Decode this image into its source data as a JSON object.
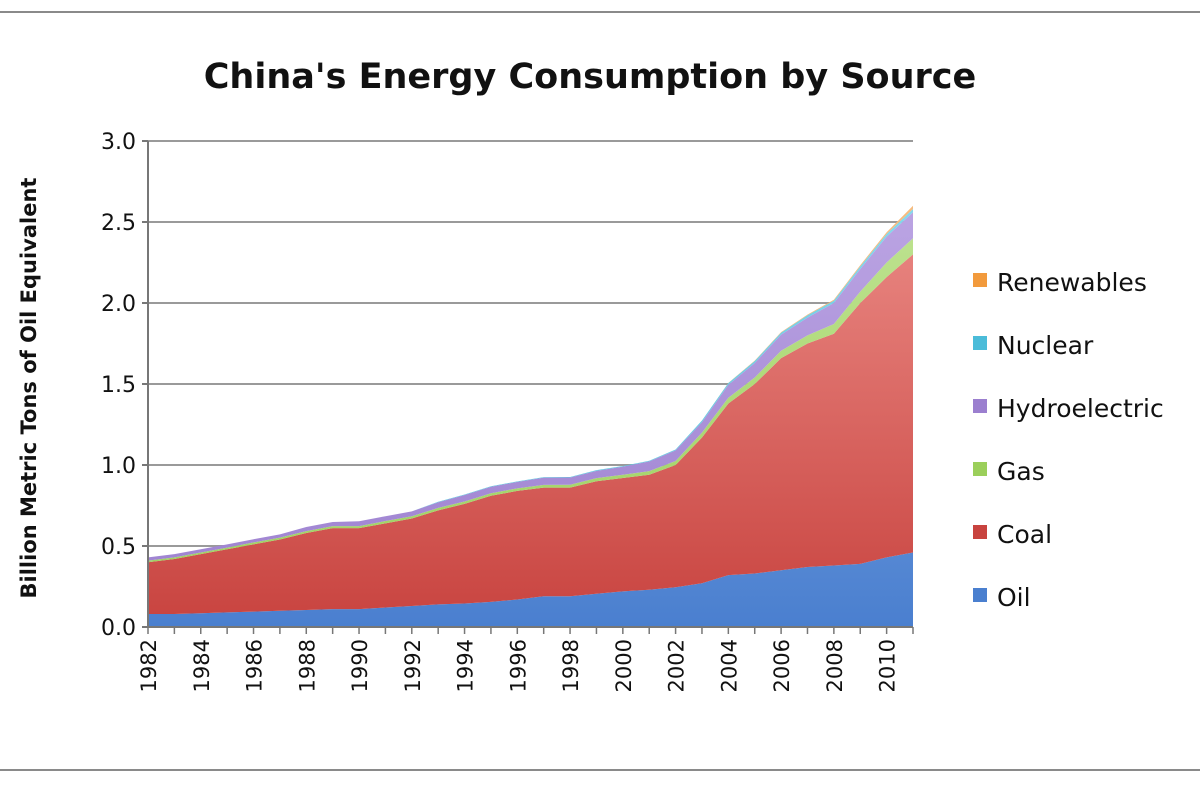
{
  "chart_data": {
    "type": "area",
    "stacked": true,
    "title": "China's Energy Consumption by Source",
    "xlabel": "",
    "ylabel": "Billion Metric Tons of Oil Equivalent",
    "ylim": [
      0,
      3.0
    ],
    "yticks": [
      "0.0",
      "0.5",
      "1.0",
      "1.5",
      "2.0",
      "2.5",
      "3.0"
    ],
    "x": [
      1982,
      1983,
      1984,
      1985,
      1986,
      1987,
      1988,
      1989,
      1990,
      1991,
      1992,
      1993,
      1994,
      1995,
      1996,
      1997,
      1998,
      1999,
      2000,
      2001,
      2002,
      2003,
      2004,
      2005,
      2006,
      2007,
      2008,
      2009,
      2010,
      2011
    ],
    "xticks": [
      "1982",
      "1984",
      "1986",
      "1988",
      "1990",
      "1992",
      "1994",
      "1996",
      "1998",
      "2000",
      "2002",
      "2004",
      "2006",
      "2008",
      "2010"
    ],
    "grid": true,
    "legend_position": "right",
    "series": [
      {
        "name": "Oil",
        "color": "#4a7fcf",
        "values": [
          0.08,
          0.08,
          0.085,
          0.09,
          0.095,
          0.1,
          0.105,
          0.11,
          0.11,
          0.12,
          0.13,
          0.14,
          0.145,
          0.155,
          0.17,
          0.19,
          0.19,
          0.205,
          0.22,
          0.23,
          0.245,
          0.27,
          0.32,
          0.33,
          0.35,
          0.37,
          0.38,
          0.39,
          0.43,
          0.46
        ]
      },
      {
        "name": "Coal",
        "color": "#c8433f",
        "values": [
          0.32,
          0.34,
          0.365,
          0.39,
          0.415,
          0.44,
          0.475,
          0.5,
          0.5,
          0.52,
          0.54,
          0.58,
          0.615,
          0.655,
          0.67,
          0.67,
          0.67,
          0.695,
          0.7,
          0.71,
          0.755,
          0.9,
          1.06,
          1.17,
          1.31,
          1.38,
          1.43,
          1.61,
          1.73,
          1.84
        ]
      },
      {
        "name": "Gas",
        "color": "#9bcf5b",
        "values": [
          0.01,
          0.01,
          0.01,
          0.01,
          0.012,
          0.012,
          0.012,
          0.013,
          0.013,
          0.014,
          0.014,
          0.015,
          0.015,
          0.016,
          0.016,
          0.017,
          0.018,
          0.019,
          0.02,
          0.022,
          0.025,
          0.03,
          0.035,
          0.04,
          0.045,
          0.05,
          0.06,
          0.07,
          0.09,
          0.1
        ]
      },
      {
        "name": "Hydroelectric",
        "color": "#9b7fcf",
        "values": [
          0.02,
          0.02,
          0.02,
          0.02,
          0.02,
          0.02,
          0.025,
          0.025,
          0.03,
          0.03,
          0.03,
          0.035,
          0.04,
          0.04,
          0.04,
          0.045,
          0.045,
          0.045,
          0.05,
          0.06,
          0.065,
          0.065,
          0.08,
          0.09,
          0.1,
          0.11,
          0.13,
          0.14,
          0.16,
          0.16
        ]
      },
      {
        "name": "Nuclear",
        "color": "#4bbcd9",
        "values": [
          0,
          0,
          0,
          0,
          0,
          0,
          0,
          0,
          0,
          0,
          0,
          0.003,
          0.003,
          0.003,
          0.003,
          0.003,
          0.003,
          0.004,
          0.004,
          0.004,
          0.006,
          0.01,
          0.011,
          0.012,
          0.012,
          0.014,
          0.015,
          0.016,
          0.017,
          0.02
        ]
      },
      {
        "name": "Renewables",
        "color": "#f29a3c",
        "values": [
          0,
          0,
          0,
          0,
          0,
          0,
          0,
          0,
          0,
          0,
          0,
          0,
          0,
          0,
          0,
          0,
          0,
          0,
          0,
          0,
          0,
          0,
          0.001,
          0.002,
          0.003,
          0.004,
          0.005,
          0.007,
          0.01,
          0.02
        ]
      }
    ]
  }
}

What the task asks: Go through the material and copy out every line with "name" in it.

Result below:
        "name": "Oil",
        "name": "Coal",
        "name": "Gas",
        "name": "Hydroelectric",
        "name": "Nuclear",
        "name": "Renewables",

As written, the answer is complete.